Your objective: Make an exact copy of the entries below.

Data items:
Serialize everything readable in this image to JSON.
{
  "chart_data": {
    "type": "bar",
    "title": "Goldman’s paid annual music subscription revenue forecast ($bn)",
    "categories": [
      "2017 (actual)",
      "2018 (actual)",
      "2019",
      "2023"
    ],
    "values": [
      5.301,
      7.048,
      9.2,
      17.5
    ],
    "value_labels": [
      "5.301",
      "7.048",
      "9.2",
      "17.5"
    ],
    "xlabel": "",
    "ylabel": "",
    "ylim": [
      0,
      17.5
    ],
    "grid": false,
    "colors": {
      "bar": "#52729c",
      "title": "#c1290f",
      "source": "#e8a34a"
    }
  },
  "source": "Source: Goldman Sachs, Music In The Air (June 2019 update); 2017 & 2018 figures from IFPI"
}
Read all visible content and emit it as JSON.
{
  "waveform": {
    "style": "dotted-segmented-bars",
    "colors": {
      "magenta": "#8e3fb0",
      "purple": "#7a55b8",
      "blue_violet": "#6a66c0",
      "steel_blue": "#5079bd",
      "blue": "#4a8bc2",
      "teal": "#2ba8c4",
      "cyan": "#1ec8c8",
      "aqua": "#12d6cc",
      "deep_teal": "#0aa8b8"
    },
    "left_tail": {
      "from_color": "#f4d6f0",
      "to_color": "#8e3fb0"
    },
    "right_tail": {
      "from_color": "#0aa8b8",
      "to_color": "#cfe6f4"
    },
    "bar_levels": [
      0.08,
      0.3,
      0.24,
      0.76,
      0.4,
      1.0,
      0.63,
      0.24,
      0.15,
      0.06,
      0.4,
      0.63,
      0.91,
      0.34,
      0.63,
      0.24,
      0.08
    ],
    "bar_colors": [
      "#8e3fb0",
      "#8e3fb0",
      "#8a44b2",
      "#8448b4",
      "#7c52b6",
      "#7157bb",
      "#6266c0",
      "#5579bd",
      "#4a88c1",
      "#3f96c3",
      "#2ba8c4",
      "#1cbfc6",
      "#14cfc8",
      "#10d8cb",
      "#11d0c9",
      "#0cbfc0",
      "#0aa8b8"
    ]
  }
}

Answer for the task:
Serialize everything readable in this image to JSON.
{
  "chart_data": {
    "type": "bar",
    "title": "Goldman’s paid annual music subscription revenue forecast ($bn)",
    "categories": [
      "2017 (actual)",
      "2018 (actual)",
      "2019",
      "2023"
    ],
    "values": [
      5.301,
      7.048,
      9.2,
      17.5
    ],
    "value_labels": [
      "5.301",
      "7.048",
      "9.2",
      "17.5"
    ],
    "xlabel": "",
    "ylabel": "",
    "ylim": [
      0,
      17.5
    ],
    "grid": false,
    "colors": {
      "bar": "#52729c",
      "title": "#c1290f",
      "source": "#e8a34a"
    }
  },
  "source": "Source: Goldman Sachs, Music In The Air (June 2019 update); 2017 & 2018 figures from IFPI"
}
Read all visible content and emit it as JSON.
{
  "waveform": {
    "style": "dotted-segmented-bars",
    "colors": {
      "magenta": "#8e3fb0",
      "purple": "#7a55b8",
      "blue_violet": "#6a66c0",
      "steel_blue": "#5079bd",
      "blue": "#4a8bc2",
      "teal": "#2ba8c4",
      "cyan": "#1ec8c8",
      "aqua": "#12d6cc",
      "deep_teal": "#0aa8b8"
    },
    "left_tail": {
      "from_color": "#f4d6f0",
      "to_color": "#8e3fb0"
    },
    "right_tail": {
      "from_color": "#0aa8b8",
      "to_color": "#cfe6f4"
    },
    "bar_levels": [
      0.08,
      0.3,
      0.24,
      0.76,
      0.4,
      1.0,
      0.63,
      0.24,
      0.15,
      0.06,
      0.4,
      0.63,
      0.91,
      0.34,
      0.63,
      0.24,
      0.08
    ],
    "bar_colors": [
      "#8e3fb0",
      "#8e3fb0",
      "#8a44b2",
      "#8448b4",
      "#7c52b6",
      "#7157bb",
      "#6266c0",
      "#5579bd",
      "#4a88c1",
      "#3f96c3",
      "#2ba8c4",
      "#1cbfc6",
      "#14cfc8",
      "#10d8cb",
      "#11d0c9",
      "#0cbfc0",
      "#0aa8b8"
    ]
  }
}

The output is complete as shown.